# [STATED PROBLEM]
The records below must be duplicated exactly, character for character.

Figure collection entries
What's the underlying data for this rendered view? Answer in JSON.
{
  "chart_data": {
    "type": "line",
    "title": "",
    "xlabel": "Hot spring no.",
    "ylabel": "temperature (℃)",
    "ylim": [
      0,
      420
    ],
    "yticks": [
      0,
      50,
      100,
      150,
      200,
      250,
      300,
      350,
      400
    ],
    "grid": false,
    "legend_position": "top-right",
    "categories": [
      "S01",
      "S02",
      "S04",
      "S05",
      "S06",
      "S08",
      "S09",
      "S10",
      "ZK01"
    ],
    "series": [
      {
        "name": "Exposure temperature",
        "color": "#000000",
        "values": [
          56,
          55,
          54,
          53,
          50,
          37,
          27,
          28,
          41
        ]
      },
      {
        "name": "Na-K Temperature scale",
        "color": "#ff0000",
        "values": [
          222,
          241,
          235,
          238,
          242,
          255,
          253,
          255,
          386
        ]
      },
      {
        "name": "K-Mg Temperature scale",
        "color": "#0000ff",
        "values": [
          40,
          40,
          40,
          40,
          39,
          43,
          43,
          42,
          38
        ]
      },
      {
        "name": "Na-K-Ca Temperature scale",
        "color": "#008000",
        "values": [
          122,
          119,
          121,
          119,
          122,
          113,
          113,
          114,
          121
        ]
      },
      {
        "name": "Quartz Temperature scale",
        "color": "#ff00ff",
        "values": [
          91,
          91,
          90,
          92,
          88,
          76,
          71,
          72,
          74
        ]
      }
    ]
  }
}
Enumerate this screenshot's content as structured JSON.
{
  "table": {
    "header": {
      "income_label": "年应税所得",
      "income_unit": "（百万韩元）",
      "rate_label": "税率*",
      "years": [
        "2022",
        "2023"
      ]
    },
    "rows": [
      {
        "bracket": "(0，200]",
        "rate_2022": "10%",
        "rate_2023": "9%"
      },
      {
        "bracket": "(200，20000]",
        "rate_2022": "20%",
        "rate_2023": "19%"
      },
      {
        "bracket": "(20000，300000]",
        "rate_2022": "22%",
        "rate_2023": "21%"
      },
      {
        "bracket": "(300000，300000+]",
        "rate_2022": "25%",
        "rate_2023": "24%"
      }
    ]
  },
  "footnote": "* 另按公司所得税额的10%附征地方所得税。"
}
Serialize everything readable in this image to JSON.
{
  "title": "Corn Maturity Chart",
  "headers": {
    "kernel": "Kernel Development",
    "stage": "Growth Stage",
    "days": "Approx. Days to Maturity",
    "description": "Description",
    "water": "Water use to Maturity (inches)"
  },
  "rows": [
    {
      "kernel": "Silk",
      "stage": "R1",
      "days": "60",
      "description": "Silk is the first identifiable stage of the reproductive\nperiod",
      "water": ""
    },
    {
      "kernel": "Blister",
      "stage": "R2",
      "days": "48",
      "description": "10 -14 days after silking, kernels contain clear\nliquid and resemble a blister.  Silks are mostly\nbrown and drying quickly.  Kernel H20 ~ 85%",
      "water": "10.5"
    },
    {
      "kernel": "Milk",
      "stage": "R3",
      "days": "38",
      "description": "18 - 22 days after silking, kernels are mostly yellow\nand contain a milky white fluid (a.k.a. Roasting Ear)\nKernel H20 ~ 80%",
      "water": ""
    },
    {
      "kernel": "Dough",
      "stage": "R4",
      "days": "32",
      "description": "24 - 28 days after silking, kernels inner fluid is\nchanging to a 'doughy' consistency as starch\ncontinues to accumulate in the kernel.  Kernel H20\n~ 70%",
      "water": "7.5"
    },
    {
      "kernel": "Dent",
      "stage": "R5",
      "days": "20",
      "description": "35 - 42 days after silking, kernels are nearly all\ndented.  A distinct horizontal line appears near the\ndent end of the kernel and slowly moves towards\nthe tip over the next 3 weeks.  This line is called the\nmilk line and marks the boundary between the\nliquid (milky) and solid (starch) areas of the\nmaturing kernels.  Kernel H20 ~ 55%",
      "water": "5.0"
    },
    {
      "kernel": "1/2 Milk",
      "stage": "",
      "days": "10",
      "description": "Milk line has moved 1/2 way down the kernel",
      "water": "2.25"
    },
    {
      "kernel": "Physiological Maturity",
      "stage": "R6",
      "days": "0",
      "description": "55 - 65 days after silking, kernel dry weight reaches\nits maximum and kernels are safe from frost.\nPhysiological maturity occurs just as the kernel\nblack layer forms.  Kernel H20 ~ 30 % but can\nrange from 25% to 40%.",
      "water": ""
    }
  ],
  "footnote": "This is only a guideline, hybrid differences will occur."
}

# [FULL ANSWER]
What's the underlying data for this rendered view? Answer in JSON.
{
  "chart_data": {
    "type": "line",
    "title": "",
    "xlabel": "Hot spring no.",
    "ylabel": "temperature (℃)",
    "ylim": [
      0,
      420
    ],
    "yticks": [
      0,
      50,
      100,
      150,
      200,
      250,
      300,
      350,
      400
    ],
    "grid": false,
    "legend_position": "top-right",
    "categories": [
      "S01",
      "S02",
      "S04",
      "S05",
      "S06",
      "S08",
      "S09",
      "S10",
      "ZK01"
    ],
    "series": [
      {
        "name": "Exposure temperature",
        "color": "#000000",
        "values": [
          56,
          55,
          54,
          53,
          50,
          37,
          27,
          28,
          41
        ]
      },
      {
        "name": "Na-K Temperature scale",
        "color": "#ff0000",
        "values": [
          222,
          241,
          235,
          238,
          242,
          255,
          253,
          255,
          386
        ]
      },
      {
        "name": "K-Mg Temperature scale",
        "color": "#0000ff",
        "values": [
          40,
          40,
          40,
          40,
          39,
          43,
          43,
          42,
          38
        ]
      },
      {
        "name": "Na-K-Ca Temperature scale",
        "color": "#008000",
        "values": [
          122,
          119,
          121,
          119,
          122,
          113,
          113,
          114,
          121
        ]
      },
      {
        "name": "Quartz Temperature scale",
        "color": "#ff00ff",
        "values": [
          91,
          91,
          90,
          92,
          88,
          76,
          71,
          72,
          74
        ]
      }
    ]
  }
}
Enumerate this screenshot's content as structured JSON.
{
  "table": {
    "header": {
      "income_label": "年应税所得",
      "income_unit": "（百万韩元）",
      "rate_label": "税率*",
      "years": [
        "2022",
        "2023"
      ]
    },
    "rows": [
      {
        "bracket": "(0，200]",
        "rate_2022": "10%",
        "rate_2023": "9%"
      },
      {
        "bracket": "(200，20000]",
        "rate_2022": "20%",
        "rate_2023": "19%"
      },
      {
        "bracket": "(20000，300000]",
        "rate_2022": "22%",
        "rate_2023": "21%"
      },
      {
        "bracket": "(300000，300000+]",
        "rate_2022": "25%",
        "rate_2023": "24%"
      }
    ]
  },
  "footnote": "* 另按公司所得税额的10%附征地方所得税。"
}
Serialize everything readable in this image to JSON.
{
  "title": "Corn Maturity Chart",
  "headers": {
    "kernel": "Kernel Development",
    "stage": "Growth Stage",
    "days": "Approx. Days to Maturity",
    "description": "Description",
    "water": "Water use to Maturity (inches)"
  },
  "rows": [
    {
      "kernel": "Silk",
      "stage": "R1",
      "days": "60",
      "description": "Silk is the first identifiable stage of the reproductive\nperiod",
      "water": ""
    },
    {
      "kernel": "Blister",
      "stage": "R2",
      "days": "48",
      "description": "10 -14 days after silking, kernels contain clear\nliquid and resemble a blister.  Silks are mostly\nbrown and drying quickly.  Kernel H20 ~ 85%",
      "water": "10.5"
    },
    {
      "kernel": "Milk",
      "stage": "R3",
      "days": "38",
      "description": "18 - 22 days after silking, kernels are mostly yellow\nand contain a milky white fluid (a.k.a. Roasting Ear)\nKernel H20 ~ 80%",
      "water": ""
    },
    {
      "kernel": "Dough",
      "stage": "R4",
      "days": "32",
      "description": "24 - 28 days after silking, kernels inner fluid is\nchanging to a 'doughy' consistency as starch\ncontinues to accumulate in the kernel.  Kernel H20\n~ 70%",
      "water": "7.5"
    },
    {
      "kernel": "Dent",
      "stage": "R5",
      "days": "20",
      "description": "35 - 42 days after silking, kernels are nearly all\ndented.  A distinct horizontal line appears near the\ndent end of the kernel and slowly moves towards\nthe tip over the next 3 weeks.  This line is called the\nmilk line and marks the boundary between the\nliquid (milky) and solid (starch) areas of the\nmaturing kernels.  Kernel H20 ~ 55%",
      "water": "5.0"
    },
    {
      "kernel": "1/2 Milk",
      "stage": "",
      "days": "10",
      "description": "Milk line has moved 1/2 way down the kernel",
      "water": "2.25"
    },
    {
      "kernel": "Physiological Maturity",
      "stage": "R6",
      "days": "0",
      "description": "55 - 65 days after silking, kernel dry weight reaches\nits maximum and kernels are safe from frost.\nPhysiological maturity occurs just as the kernel\nblack layer forms.  Kernel H20 ~ 30 % but can\nrange from 25% to 40%.",
      "water": ""
    }
  ],
  "footnote": "This is only a guideline, hybrid differences will occur."
}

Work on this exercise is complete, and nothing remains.